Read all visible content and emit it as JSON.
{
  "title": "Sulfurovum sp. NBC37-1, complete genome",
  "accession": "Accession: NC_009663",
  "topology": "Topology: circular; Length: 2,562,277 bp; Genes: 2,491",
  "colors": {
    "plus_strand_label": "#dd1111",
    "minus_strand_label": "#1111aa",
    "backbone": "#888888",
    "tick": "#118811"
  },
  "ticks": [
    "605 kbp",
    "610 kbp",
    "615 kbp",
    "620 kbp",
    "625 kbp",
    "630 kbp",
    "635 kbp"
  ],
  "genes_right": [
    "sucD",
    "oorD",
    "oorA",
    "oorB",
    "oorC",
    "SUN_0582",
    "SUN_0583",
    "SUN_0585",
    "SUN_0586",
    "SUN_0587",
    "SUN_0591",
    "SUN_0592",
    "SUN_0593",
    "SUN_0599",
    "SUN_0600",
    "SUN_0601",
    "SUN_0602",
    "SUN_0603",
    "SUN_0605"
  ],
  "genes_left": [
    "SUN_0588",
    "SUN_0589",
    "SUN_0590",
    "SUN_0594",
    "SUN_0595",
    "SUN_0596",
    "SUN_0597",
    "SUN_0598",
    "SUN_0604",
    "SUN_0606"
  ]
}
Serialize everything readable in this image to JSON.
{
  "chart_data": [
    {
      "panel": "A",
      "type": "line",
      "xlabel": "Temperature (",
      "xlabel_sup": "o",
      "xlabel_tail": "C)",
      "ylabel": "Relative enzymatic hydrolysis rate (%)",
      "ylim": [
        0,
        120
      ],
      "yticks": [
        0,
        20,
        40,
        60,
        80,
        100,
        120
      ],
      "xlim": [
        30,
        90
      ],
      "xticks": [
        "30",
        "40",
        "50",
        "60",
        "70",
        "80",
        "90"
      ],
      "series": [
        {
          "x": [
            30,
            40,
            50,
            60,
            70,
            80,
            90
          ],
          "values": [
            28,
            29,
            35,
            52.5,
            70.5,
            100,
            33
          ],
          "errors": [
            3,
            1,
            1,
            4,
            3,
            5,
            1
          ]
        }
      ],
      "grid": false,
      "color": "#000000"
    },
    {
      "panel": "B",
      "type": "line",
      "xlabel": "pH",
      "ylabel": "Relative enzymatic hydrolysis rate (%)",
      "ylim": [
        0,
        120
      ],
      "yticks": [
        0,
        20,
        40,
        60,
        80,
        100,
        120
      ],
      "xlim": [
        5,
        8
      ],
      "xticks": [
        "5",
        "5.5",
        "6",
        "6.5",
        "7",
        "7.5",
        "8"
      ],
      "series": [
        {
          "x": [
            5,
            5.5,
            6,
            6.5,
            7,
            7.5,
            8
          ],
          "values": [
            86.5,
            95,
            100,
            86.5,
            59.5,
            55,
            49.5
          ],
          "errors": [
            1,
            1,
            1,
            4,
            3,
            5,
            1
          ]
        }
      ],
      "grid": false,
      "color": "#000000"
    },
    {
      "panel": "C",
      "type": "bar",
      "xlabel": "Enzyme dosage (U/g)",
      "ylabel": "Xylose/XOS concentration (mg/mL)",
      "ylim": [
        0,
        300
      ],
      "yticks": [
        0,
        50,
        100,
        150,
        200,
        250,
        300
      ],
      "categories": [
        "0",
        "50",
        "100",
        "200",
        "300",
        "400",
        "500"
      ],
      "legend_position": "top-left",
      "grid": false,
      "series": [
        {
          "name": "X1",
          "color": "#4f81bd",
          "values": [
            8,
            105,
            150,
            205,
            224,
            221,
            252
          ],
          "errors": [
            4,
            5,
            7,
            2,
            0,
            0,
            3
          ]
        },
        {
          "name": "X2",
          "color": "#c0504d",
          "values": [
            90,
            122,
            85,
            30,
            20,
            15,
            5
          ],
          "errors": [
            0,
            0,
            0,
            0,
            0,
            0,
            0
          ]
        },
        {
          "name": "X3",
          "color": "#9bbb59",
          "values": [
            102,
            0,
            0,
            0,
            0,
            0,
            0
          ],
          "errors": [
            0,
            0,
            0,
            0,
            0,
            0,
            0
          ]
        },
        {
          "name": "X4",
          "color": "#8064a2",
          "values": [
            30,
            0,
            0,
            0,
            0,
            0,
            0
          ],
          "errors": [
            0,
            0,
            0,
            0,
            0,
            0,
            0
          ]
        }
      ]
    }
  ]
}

——————————

Problem requirements: Using the exact wording, transcribe all the records above.

Solution to the problem:
Read all visible content and emit it as JSON.
{
  "title": "Sulfurovum sp. NBC37-1, complete genome",
  "accession": "Accession: NC_009663",
  "topology": "Topology: circular; Length: 2,562,277 bp; Genes: 2,491",
  "colors": {
    "plus_strand_label": "#dd1111",
    "minus_strand_label": "#1111aa",
    "backbone": "#888888",
    "tick": "#118811"
  },
  "ticks": [
    "605 kbp",
    "610 kbp",
    "615 kbp",
    "620 kbp",
    "625 kbp",
    "630 kbp",
    "635 kbp"
  ],
  "genes_right": [
    "sucD",
    "oorD",
    "oorA",
    "oorB",
    "oorC",
    "SUN_0582",
    "SUN_0583",
    "SUN_0585",
    "SUN_0586",
    "SUN_0587",
    "SUN_0591",
    "SUN_0592",
    "SUN_0593",
    "SUN_0599",
    "SUN_0600",
    "SUN_0601",
    "SUN_0602",
    "SUN_0603",
    "SUN_0605"
  ],
  "genes_left": [
    "SUN_0588",
    "SUN_0589",
    "SUN_0590",
    "SUN_0594",
    "SUN_0595",
    "SUN_0596",
    "SUN_0597",
    "SUN_0598",
    "SUN_0604",
    "SUN_0606"
  ]
}
Serialize everything readable in this image to JSON.
{
  "chart_data": [
    {
      "panel": "A",
      "type": "line",
      "xlabel": "Temperature (",
      "xlabel_sup": "o",
      "xlabel_tail": "C)",
      "ylabel": "Relative enzymatic hydrolysis rate (%)",
      "ylim": [
        0,
        120
      ],
      "yticks": [
        0,
        20,
        40,
        60,
        80,
        100,
        120
      ],
      "xlim": [
        30,
        90
      ],
      "xticks": [
        "30",
        "40",
        "50",
        "60",
        "70",
        "80",
        "90"
      ],
      "series": [
        {
          "x": [
            30,
            40,
            50,
            60,
            70,
            80,
            90
          ],
          "values": [
            28,
            29,
            35,
            52.5,
            70.5,
            100,
            33
          ],
          "errors": [
            3,
            1,
            1,
            4,
            3,
            5,
            1
          ]
        }
      ],
      "grid": false,
      "color": "#000000"
    },
    {
      "panel": "B",
      "type": "line",
      "xlabel": "pH",
      "ylabel": "Relative enzymatic hydrolysis rate (%)",
      "ylim": [
        0,
        120
      ],
      "yticks": [
        0,
        20,
        40,
        60,
        80,
        100,
        120
      ],
      "xlim": [
        5,
        8
      ],
      "xticks": [
        "5",
        "5.5",
        "6",
        "6.5",
        "7",
        "7.5",
        "8"
      ],
      "series": [
        {
          "x": [
            5,
            5.5,
            6,
            6.5,
            7,
            7.5,
            8
          ],
          "values": [
            86.5,
            95,
            100,
            86.5,
            59.5,
            55,
            49.5
          ],
          "errors": [
            1,
            1,
            1,
            4,
            3,
            5,
            1
          ]
        }
      ],
      "grid": false,
      "color": "#000000"
    },
    {
      "panel": "C",
      "type": "bar",
      "xlabel": "Enzyme dosage (U/g)",
      "ylabel": "Xylose/XOS concentration (mg/mL)",
      "ylim": [
        0,
        300
      ],
      "yticks": [
        0,
        50,
        100,
        150,
        200,
        250,
        300
      ],
      "categories": [
        "0",
        "50",
        "100",
        "200",
        "300",
        "400",
        "500"
      ],
      "legend_position": "top-left",
      "grid": false,
      "series": [
        {
          "name": "X1",
          "color": "#4f81bd",
          "values": [
            8,
            105,
            150,
            205,
            224,
            221,
            252
          ],
          "errors": [
            4,
            5,
            7,
            2,
            0,
            0,
            3
          ]
        },
        {
          "name": "X2",
          "color": "#c0504d",
          "values": [
            90,
            122,
            85,
            30,
            20,
            15,
            5
          ],
          "errors": [
            0,
            0,
            0,
            0,
            0,
            0,
            0
          ]
        },
        {
          "name": "X3",
          "color": "#9bbb59",
          "values": [
            102,
            0,
            0,
            0,
            0,
            0,
            0
          ],
          "errors": [
            0,
            0,
            0,
            0,
            0,
            0,
            0
          ]
        },
        {
          "name": "X4",
          "color": "#8064a2",
          "values": [
            30,
            0,
            0,
            0,
            0,
            0,
            0
          ],
          "errors": [
            0,
            0,
            0,
            0,
            0,
            0,
            0
          ]
        }
      ]
    }
  ]
}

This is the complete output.